Your tasks:
1. Print the interprofessional seminars text from "Interprofessional Education Seminar" down to "and future application.".
2. In the interprofessional seminars text, how long is the Interprofessional Education Seminar for School Teams workshop?
3. Which interprofessional activities does the interprofessional seminars text say the workshop provides?

**** Excerpted text

The College of Health and Behavioral Studies sponsors a variety of short-term interprofessional and interdisciplinary seminars and workshops for students at the undergraduate and graduate levels. These activities are most often associated with existing disciplinary courses and are thus part of the academic work required for those courses. Other experiences might be co-curricular opportunities.

Interprofessional Education Seminar for School Teams is a six-hour workshop with two main goals; first, to expose students to a process for building interprofessional collaboration with other school professionals, and second, to send students into the workforce with interprofessional skills to positively impact systems where they would be employed. The workshop provides a series of interprofessional activities including student presentations about the role of their profession in a school setting, discussing case scenarios to include diverse professional perspectives, developing treatment plans and identifying ethical issues. Wrap-up activities involve reflection on the day’s experiences and future application.

********
**** Record extracts

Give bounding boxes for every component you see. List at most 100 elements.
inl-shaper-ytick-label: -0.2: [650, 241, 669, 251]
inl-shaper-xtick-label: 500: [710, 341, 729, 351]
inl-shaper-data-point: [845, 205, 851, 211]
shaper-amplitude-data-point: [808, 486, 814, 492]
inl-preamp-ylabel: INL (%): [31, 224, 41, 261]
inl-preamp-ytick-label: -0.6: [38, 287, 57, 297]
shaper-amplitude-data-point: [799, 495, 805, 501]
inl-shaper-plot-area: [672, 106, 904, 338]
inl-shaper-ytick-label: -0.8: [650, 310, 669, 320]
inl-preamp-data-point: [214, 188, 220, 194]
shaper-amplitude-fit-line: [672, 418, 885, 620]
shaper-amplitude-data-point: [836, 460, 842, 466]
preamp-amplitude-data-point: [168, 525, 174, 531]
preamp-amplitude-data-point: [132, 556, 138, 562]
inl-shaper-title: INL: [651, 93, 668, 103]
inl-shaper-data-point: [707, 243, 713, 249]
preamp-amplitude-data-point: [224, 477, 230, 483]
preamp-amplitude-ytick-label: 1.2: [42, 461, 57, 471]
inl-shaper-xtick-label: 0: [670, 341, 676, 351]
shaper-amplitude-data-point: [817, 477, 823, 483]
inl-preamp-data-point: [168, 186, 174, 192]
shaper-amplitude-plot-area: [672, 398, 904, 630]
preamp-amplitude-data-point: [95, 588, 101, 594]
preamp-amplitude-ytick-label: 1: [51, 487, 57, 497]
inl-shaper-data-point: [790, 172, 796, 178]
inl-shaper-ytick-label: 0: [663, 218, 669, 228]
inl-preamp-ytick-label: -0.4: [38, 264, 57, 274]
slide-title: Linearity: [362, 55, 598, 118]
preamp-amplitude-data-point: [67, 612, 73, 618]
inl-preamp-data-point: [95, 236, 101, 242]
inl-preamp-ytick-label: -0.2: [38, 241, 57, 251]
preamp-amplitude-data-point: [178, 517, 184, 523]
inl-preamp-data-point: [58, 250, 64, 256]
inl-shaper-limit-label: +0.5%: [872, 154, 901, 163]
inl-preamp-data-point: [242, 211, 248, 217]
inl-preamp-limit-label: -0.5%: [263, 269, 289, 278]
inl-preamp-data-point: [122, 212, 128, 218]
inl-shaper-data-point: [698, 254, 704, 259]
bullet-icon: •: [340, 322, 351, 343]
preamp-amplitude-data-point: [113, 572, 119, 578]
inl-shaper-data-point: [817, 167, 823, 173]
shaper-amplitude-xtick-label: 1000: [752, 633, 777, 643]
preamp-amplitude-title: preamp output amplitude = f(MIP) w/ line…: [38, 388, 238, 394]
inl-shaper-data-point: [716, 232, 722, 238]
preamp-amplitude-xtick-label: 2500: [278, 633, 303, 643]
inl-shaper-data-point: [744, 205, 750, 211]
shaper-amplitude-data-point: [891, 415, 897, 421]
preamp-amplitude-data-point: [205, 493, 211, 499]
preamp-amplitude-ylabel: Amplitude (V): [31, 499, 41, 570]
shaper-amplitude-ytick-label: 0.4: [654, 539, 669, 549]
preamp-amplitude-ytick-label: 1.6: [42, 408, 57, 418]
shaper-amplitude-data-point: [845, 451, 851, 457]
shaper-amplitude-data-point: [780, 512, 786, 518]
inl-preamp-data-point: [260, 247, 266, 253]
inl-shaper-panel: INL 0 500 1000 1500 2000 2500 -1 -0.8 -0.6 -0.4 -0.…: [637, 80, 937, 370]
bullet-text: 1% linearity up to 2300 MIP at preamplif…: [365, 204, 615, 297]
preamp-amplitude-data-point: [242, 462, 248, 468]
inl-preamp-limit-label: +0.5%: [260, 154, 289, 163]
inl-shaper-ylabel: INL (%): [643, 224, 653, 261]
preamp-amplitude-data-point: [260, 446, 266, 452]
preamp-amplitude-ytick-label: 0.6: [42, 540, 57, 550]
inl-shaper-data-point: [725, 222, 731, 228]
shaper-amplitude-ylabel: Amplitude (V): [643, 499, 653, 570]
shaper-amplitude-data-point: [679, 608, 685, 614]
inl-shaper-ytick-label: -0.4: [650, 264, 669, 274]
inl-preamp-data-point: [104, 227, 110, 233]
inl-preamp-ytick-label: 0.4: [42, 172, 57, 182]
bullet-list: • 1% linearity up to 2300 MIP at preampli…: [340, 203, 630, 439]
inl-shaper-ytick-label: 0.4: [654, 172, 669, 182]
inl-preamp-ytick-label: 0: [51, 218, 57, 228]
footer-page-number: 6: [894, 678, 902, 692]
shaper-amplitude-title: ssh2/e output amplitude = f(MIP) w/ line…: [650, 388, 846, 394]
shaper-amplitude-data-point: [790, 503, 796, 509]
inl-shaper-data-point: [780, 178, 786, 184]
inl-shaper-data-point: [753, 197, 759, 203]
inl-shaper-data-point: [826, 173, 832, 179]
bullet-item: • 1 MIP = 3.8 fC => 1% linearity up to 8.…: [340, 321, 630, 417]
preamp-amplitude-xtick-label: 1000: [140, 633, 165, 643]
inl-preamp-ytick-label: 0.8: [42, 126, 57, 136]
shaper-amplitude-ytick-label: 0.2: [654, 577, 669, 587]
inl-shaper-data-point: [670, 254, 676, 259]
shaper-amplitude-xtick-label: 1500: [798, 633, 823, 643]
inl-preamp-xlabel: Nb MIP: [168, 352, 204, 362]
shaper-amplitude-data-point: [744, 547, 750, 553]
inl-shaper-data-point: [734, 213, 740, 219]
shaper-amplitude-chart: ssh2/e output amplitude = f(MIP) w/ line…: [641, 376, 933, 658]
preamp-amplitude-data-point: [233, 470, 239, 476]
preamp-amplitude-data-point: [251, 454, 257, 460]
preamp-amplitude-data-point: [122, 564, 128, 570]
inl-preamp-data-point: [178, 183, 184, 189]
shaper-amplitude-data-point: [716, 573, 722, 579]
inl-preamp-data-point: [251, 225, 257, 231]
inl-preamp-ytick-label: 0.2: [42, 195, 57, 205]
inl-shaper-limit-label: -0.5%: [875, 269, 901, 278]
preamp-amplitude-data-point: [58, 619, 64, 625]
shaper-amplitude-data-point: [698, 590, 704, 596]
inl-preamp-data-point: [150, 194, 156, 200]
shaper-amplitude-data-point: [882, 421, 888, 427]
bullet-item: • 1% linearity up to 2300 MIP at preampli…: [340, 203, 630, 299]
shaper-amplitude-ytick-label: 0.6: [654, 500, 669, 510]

********

Results of the tasks:
1.
Interprofessional Education Seminar for School Teams is a six-hour workshop with two main goals; first, to expose students to a process for building interprofessional collaboration with other school professionals, and second, to send students into the workforce with interprofessional skills to positively impact systems where they would be employed. The workshop provides a series of interprofessional activities including student presentations about the role of their profession in a school setting, discussing case scenarios to include diverse professional perspectives, developing treatment plans and identifying ethical issues. Wrap-up activities involve reflection on the day’s experiences and future application.

2. Six hours.

3.
- Student presentations about the role of their profession in a school setting
- Discussing case scenarios to include diverse professional perspectives
- Developing treatment plans
- Identifying ethical issues